Stored records:
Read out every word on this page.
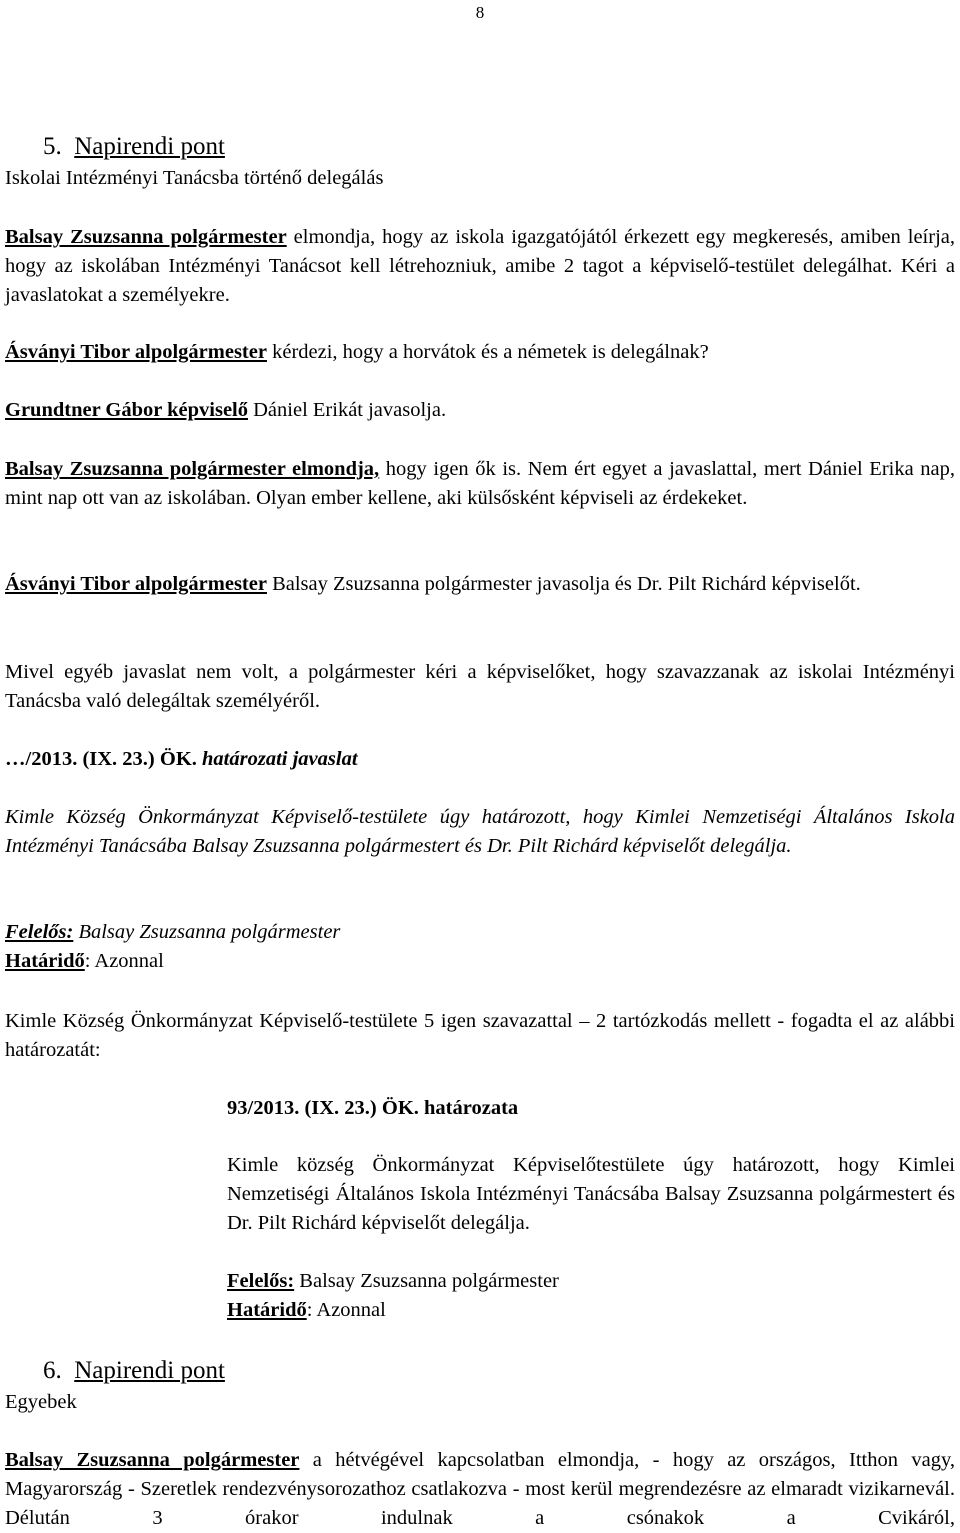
8
5. Napirendi pont

Iskolai Intézményi Tanácsba történő delegálás

Balsay Zsuzsanna polgármester elmondja, hogy az iskola igazgatójától érkezett egy megkeresés, amiben leírja, hogy az iskolában Intézményi Tanácsot kell létrehozniuk, amibe 2 tagot a képviselő-testület delegálhat. Kéri a javaslatokat a személyekre.

Ásványi Tibor alpolgármester kérdezi, hogy a horvátok és a németek is delegálnak?

Grundtner Gábor képviselő Dániel Erikát javasolja.

Balsay Zsuzsanna polgármester elmondja, hogy igen ők is. Nem ért egyet a javaslattal, mert Dániel Erika nap, mint nap ott van az iskolában. Olyan ember kellene, aki külsősként képviseli az érdekeket.

Ásványi Tibor alpolgármester Balsay Zsuzsanna polgármester javasolja és Dr. Pilt Richárd képviselőt.

Mivel egyéb javaslat nem volt, a polgármester kéri a képviselőket, hogy szavazzanak az iskolai Intézményi Tanácsba való delegáltak személyéről.

…/2013. (IX. 23.) ÖK. határozati javaslat

Kimle Község Önkormányzat Képviselő-testülete úgy határozott, hogy Kimlei Nemzetiségi Általános Iskola Intézményi Tanácsába Balsay Zsuzsanna polgármestert és Dr. Pilt Richárd képviselőt delegálja.

Felelős: Balsay Zsuzsanna polgármester

Határidő: Azonnal

Kimle Község Önkormányzat Képviselő-testülete 5 igen szavazattal – 2 tartózkodás mellett - fogadta el az alábbi határozatát:

93/2013. (IX. 23.) ÖK. határozata

Kimle község Önkormányzat Képviselőtestülete úgy határozott, hogy Kimlei Nemzetiségi Általános Iskola Intézményi Tanácsába Balsay Zsuzsanna polgármestert és Dr. Pilt Richárd képviselőt delegálja.

Felelős: Balsay Zsuzsanna polgármester

Határidő: Azonnal

6. Napirendi pont

Egyebek

Balsay Zsuzsanna polgármester a hétvégével kapcsolatban elmondja, - hogy az országos, Itthon vagy, Magyarország - Szeretlek rendezvénysorozathoz csatlakozva - most kerül megrendezésre az elmaradt vizikarnevál. Délután 3 órakor indulnak a csónakok a Cvikáról,
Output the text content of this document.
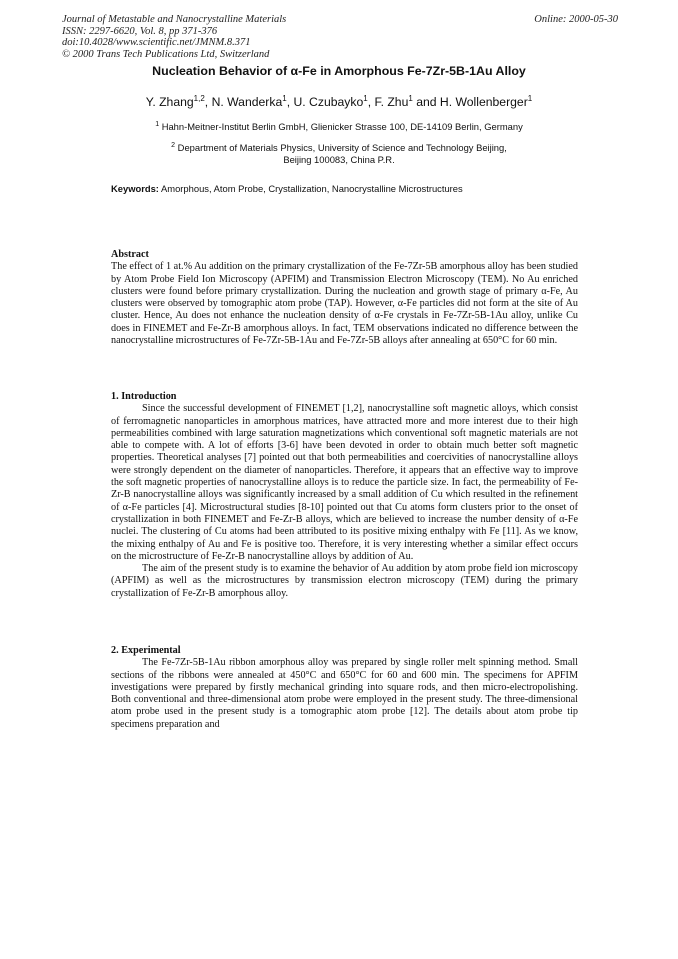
Journal of Metastable and Nanocrystalline Materials
ISSN: 2297-6620, Vol. 8, pp 371-376
doi:10.4028/www.scientific.net/JMNM.8.371
© 2000 Trans Tech Publications Ltd, Switzerland
Online: 2000-05-30
Nucleation Behavior of α-Fe in Amorphous Fe-7Zr-5B-1Au Alloy
Y. Zhang$^{1,2}$, N. Wanderka$^1$, U. Czubayko$^1$, F. Zhu$^1$ and H. Wollenberger$^1$
$^1$ Hahn-Meitner-Institut Berlin GmbH, Glienicker Strasse 100, DE-14109 Berlin, Germany
$^2$ Department of Materials Physics, University of Science and Technology Beijing,
Beijing 100083, China P.R.
Keywords: Amorphous, Atom Probe, Crystallization, Nanocrystalline Microstructures
Abstract

The effect of 1 at.% Au addition on the primary crystallization of the Fe-7Zr-5B amorphous alloy has been studied by Atom Probe Field Ion Microscopy (APFIM) and Transmission Electron Microscopy (TEM). No Au enriched clusters were found before primary crystallization. During the nucleation and growth stage of primary α-Fe, Au clusters were observed by tomographic atom probe (TAP). However, α-Fe particles did not form at the site of Au cluster. Hence, Au does not enhance the nucleation density of α-Fe crystals in Fe-7Zr-5B-1Au alloy, unlike Cu does in FINEMET and Fe-Zr-B amorphous alloys. In fact, TEM observations indicated no difference between the nanocrystalline microstructures of Fe-7Zr-5B-1Au and Fe-7Zr-5B alloys after annealing at 650°C for 60 min.

1. Introduction

Since the successful development of FINEMET [1,2], nanocrystalline soft magnetic alloys, which consist of ferromagnetic nanoparticles in amorphous matrices, have attracted more and more interest due to their high permeabilities combined with large saturation magnetizations which conventional soft magnetic materials are not able to compete with. A lot of efforts [3-6] have been devoted in order to obtain much better soft magnetic properties. Theoretical analyses [7] pointed out that both permeabilities and coercivities of nanocrystalline alloys were strongly dependent on the diameter of nanoparticles. Therefore, it appears that an effective way to improve the soft magnetic properties of nanocrystalline alloys is to reduce the particle size. In fact, the permeability of Fe-Zr-B nanocrystalline alloys was significantly increased by a small addition of Cu which resulted in the refinement of α-Fe particles [4]. Microstructural studies [8-10] pointed out that Cu atoms form clusters prior to the onset of crystallization in both FINEMET and Fe-Zr-B alloys, which are believed to increase the number density of α-Fe nuclei. The clustering of Cu atoms had been attributed to its positive mixing enthalpy with Fe [11]. As we know, the mixing enthalpy of Au and Fe is positive too. Therefore, it is very interesting whether a similar effect occurs on the microstructure of Fe-Zr-B nanocrystalline alloys by addition of Au.

The aim of the present study is to examine the behavior of Au addition by atom probe field ion microscopy (APFIM) as well as the microstructures by transmission electron microscopy (TEM) during the primary crystallization of Fe-Zr-B amorphous alloy.

2. Experimental

The Fe-7Zr-5B-1Au ribbon amorphous alloy was prepared by single roller melt spinning method. Small sections of the ribbons were annealed at 450°C and 650°C for 60 and 600 min. The specimens for APFIM investigations were prepared by firstly mechanical grinding into square rods, and then micro-electropolishing. Both conventional and three-dimensional atom probe were employed in the present study. The three-dimensional atom probe used in the present study is a tomographic atom probe [12]. The details about atom probe tip specimens preparation and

Short task:
Look through the data and gather every line with the string "Tibor" in it.

Solved exercise:
Ásványi Tibor alpolgármester kérdezi, hogy a horvátok és a németek is delegálnak?
Ásványi Tibor alpolgármester Balsay Zsuzsanna polgármester javasolja és Dr. Pilt Richárd képviselőt.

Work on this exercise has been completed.